TASK STATEMENT
Pull out from the material below all lines with "souhaitez".

SUPPLIED DATA
-----
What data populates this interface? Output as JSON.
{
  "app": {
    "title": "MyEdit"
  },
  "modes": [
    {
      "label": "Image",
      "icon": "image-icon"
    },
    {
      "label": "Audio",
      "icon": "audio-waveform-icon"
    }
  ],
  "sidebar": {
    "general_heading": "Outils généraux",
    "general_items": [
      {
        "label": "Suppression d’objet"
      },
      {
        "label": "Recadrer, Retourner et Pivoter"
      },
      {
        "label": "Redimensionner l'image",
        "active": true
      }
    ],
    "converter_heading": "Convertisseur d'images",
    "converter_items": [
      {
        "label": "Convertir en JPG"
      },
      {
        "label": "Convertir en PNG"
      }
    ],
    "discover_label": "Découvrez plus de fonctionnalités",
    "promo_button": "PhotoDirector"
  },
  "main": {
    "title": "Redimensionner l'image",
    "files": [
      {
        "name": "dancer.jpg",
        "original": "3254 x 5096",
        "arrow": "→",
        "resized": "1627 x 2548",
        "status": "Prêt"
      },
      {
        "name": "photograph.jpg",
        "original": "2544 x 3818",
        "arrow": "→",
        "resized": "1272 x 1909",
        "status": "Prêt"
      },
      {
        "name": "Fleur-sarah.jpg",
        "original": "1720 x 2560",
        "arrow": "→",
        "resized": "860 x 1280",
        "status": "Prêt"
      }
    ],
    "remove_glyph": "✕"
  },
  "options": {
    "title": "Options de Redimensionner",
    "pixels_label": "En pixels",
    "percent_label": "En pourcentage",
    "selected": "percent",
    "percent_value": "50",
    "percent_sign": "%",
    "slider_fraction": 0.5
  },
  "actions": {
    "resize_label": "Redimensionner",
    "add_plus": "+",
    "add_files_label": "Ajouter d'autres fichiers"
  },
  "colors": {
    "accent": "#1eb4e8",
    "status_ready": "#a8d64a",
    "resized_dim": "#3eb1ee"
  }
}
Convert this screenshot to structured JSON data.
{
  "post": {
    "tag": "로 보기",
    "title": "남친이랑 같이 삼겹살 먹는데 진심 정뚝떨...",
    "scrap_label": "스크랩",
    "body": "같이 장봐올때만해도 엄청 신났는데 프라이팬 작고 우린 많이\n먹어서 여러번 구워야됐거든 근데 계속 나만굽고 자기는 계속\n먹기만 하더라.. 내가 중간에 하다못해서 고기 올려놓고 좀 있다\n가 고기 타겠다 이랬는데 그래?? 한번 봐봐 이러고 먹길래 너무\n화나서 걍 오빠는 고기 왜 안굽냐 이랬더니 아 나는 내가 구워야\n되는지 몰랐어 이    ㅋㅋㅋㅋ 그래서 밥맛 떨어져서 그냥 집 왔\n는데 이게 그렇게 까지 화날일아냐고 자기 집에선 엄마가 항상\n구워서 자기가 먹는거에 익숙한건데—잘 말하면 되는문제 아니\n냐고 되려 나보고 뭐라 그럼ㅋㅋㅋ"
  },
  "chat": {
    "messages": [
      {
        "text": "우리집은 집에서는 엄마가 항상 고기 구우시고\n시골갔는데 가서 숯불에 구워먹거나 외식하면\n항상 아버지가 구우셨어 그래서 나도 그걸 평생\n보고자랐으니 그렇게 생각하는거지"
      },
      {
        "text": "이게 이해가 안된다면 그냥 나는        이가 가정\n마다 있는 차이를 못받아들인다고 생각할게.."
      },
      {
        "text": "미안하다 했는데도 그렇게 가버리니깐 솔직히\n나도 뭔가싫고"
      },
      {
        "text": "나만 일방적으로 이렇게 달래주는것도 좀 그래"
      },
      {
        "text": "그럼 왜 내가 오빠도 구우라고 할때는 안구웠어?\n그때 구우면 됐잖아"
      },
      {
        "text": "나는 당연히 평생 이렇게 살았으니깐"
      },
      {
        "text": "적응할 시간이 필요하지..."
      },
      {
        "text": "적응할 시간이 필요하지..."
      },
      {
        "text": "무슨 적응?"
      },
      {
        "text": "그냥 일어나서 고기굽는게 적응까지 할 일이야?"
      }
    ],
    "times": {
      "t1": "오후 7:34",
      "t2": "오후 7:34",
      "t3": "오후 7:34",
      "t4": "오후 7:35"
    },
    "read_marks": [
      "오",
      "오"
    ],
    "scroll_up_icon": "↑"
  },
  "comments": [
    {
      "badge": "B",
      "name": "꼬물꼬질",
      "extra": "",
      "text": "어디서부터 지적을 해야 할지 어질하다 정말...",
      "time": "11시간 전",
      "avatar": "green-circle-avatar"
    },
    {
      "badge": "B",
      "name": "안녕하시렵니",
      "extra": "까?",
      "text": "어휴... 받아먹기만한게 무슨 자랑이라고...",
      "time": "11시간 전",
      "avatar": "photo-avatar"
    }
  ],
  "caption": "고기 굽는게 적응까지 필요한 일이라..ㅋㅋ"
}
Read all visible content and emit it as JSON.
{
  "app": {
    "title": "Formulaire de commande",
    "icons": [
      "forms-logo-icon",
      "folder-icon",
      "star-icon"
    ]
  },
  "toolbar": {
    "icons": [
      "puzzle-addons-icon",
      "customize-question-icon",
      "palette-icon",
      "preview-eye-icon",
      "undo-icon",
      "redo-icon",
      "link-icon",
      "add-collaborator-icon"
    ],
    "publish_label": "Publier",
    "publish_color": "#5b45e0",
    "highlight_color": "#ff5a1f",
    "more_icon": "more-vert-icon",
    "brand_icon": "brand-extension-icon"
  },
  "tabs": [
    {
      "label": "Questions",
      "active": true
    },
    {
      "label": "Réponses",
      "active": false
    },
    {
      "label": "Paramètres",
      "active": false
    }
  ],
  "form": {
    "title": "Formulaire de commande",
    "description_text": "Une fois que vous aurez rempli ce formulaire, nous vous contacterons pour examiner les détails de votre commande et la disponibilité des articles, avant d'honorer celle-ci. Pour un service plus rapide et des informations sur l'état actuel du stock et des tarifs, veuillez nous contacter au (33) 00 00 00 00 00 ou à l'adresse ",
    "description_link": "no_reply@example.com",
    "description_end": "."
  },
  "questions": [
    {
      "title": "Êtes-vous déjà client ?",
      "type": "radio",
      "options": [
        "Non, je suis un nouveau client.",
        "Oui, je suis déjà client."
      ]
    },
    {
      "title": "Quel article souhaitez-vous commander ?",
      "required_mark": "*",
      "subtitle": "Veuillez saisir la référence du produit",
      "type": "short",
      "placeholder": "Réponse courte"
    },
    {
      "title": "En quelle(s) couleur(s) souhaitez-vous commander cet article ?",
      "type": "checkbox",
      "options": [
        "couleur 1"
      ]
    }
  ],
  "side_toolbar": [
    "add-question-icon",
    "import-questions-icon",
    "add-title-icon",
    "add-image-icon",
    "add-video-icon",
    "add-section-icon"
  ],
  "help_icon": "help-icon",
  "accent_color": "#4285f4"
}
-----
WRITTEN RESPONSE
      "title": "Quel article souhaitez-vous commander ?",
      "title": "En quelle(s) couleur(s) souhaitez-vous commander cet article ?",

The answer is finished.